Exercise description
Pull out the lines from the start of the records through the line containing "556, 651, 598]", both included, and copy them without changes.

***** Entries supplied

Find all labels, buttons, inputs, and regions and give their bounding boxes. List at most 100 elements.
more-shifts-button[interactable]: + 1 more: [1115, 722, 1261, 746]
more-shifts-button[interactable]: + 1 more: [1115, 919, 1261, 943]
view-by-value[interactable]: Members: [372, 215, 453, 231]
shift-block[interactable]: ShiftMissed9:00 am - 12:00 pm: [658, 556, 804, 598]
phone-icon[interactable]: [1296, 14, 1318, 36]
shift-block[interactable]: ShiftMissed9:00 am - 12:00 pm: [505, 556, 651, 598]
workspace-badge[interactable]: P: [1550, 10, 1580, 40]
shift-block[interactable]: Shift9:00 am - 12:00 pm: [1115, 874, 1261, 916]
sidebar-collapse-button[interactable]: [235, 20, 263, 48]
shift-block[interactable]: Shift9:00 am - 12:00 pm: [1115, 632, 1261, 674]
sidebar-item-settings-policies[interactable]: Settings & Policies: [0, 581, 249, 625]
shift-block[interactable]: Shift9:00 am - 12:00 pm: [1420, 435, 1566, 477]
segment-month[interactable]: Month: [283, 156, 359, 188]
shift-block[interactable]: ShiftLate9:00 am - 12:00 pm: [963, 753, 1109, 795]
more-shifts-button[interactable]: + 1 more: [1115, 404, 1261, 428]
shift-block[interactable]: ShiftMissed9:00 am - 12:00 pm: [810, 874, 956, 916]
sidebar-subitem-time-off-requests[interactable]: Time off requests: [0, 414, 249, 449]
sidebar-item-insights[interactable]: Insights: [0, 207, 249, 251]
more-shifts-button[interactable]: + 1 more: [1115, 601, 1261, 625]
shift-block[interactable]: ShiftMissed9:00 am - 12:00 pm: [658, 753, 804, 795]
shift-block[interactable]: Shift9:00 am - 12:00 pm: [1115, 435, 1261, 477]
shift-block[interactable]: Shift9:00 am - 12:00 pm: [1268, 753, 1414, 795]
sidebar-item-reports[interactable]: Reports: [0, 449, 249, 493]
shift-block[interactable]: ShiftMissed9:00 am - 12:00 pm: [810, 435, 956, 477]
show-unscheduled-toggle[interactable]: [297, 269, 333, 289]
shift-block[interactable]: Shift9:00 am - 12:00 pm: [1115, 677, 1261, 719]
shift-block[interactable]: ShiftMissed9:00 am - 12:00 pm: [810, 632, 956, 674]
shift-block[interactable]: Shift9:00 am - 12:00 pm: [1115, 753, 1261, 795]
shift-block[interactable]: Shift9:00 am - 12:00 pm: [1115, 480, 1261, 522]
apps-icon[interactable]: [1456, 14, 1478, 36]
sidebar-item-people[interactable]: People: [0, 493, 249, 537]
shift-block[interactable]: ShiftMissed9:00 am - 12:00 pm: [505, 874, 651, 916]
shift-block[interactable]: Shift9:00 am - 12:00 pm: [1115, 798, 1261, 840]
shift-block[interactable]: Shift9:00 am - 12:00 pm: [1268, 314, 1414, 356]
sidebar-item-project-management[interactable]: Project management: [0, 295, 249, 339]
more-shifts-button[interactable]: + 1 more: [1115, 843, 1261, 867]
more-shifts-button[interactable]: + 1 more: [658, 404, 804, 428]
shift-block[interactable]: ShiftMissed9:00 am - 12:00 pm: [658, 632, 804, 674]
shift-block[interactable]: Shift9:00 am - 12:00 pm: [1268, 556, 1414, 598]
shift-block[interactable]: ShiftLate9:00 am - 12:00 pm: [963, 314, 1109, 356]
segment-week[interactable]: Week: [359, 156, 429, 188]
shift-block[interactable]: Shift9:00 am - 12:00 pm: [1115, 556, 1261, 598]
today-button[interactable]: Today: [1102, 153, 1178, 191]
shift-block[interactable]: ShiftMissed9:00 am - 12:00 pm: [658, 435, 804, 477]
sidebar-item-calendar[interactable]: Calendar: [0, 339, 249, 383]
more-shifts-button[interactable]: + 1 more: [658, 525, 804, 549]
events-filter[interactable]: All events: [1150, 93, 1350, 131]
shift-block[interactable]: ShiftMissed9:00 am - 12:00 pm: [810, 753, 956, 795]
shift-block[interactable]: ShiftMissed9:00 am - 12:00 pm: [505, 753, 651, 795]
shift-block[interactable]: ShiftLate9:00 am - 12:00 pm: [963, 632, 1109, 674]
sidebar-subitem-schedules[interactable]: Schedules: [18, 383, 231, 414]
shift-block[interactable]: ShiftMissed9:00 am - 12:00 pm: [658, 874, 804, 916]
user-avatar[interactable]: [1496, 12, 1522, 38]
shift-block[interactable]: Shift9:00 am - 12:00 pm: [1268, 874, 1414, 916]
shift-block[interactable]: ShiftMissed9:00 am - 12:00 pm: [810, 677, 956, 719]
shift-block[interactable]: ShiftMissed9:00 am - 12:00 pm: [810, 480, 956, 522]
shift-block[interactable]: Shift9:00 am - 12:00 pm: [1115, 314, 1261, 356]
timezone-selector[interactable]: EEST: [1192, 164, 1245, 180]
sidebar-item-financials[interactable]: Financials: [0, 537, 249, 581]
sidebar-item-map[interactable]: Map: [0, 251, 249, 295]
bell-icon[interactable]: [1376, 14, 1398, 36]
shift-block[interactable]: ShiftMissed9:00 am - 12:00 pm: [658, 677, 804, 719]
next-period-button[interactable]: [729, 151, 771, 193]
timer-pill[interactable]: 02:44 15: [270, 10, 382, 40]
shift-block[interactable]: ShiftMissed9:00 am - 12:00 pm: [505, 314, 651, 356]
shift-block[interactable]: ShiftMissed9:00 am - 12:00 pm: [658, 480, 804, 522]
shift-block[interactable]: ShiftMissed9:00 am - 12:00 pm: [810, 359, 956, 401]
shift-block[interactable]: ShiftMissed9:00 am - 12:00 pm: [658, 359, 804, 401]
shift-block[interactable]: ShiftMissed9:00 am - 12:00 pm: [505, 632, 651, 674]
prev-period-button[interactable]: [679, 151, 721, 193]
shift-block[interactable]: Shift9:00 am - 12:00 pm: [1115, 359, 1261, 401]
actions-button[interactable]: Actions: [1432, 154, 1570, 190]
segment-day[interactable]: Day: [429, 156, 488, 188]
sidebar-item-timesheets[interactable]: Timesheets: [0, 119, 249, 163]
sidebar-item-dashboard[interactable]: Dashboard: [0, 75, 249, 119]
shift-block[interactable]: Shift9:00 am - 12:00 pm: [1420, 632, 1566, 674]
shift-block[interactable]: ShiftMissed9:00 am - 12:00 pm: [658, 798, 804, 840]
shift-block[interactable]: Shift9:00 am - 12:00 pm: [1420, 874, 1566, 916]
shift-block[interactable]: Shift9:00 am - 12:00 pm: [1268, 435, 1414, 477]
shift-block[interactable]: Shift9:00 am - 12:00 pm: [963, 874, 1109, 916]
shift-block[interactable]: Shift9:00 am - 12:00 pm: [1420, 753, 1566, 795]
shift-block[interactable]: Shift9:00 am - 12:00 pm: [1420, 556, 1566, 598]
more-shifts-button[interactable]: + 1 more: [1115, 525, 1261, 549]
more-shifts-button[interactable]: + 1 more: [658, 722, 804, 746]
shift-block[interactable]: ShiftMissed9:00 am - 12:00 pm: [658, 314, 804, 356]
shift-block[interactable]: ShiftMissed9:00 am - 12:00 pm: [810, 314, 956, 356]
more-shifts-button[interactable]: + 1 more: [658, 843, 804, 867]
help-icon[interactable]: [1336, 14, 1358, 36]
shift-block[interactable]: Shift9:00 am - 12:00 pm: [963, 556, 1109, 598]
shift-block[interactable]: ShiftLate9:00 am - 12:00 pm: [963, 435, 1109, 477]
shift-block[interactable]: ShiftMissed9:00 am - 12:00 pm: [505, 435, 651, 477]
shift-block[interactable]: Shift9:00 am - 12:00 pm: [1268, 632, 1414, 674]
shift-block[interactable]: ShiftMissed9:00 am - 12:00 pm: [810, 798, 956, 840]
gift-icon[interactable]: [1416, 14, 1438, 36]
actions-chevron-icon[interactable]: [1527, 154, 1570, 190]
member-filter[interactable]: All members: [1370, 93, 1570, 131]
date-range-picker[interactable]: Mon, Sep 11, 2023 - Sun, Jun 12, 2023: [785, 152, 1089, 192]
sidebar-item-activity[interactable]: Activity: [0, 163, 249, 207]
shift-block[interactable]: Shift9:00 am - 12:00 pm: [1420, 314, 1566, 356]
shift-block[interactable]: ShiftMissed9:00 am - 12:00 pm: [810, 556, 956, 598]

**********

The completed task
Find all labels, buttons, inputs, and regions and give their bounding boxes. List at most 100 elements.
more-shifts-button[interactable]: + 1 more: [1115, 722, 1261, 746]
more-shifts-button[interactable]: + 1 more: [1115, 919, 1261, 943]
view-by-value[interactable]: Members: [372, 215, 453, 231]
shift-block[interactable]: ShiftMissed9:00 am - 12:00 pm: [658, 556, 804, 598]
phone-icon[interactable]: [1296, 14, 1318, 36]
shift-block[interactable]: ShiftMissed9:00 am - 12:00 pm: [505, 556, 651, 598]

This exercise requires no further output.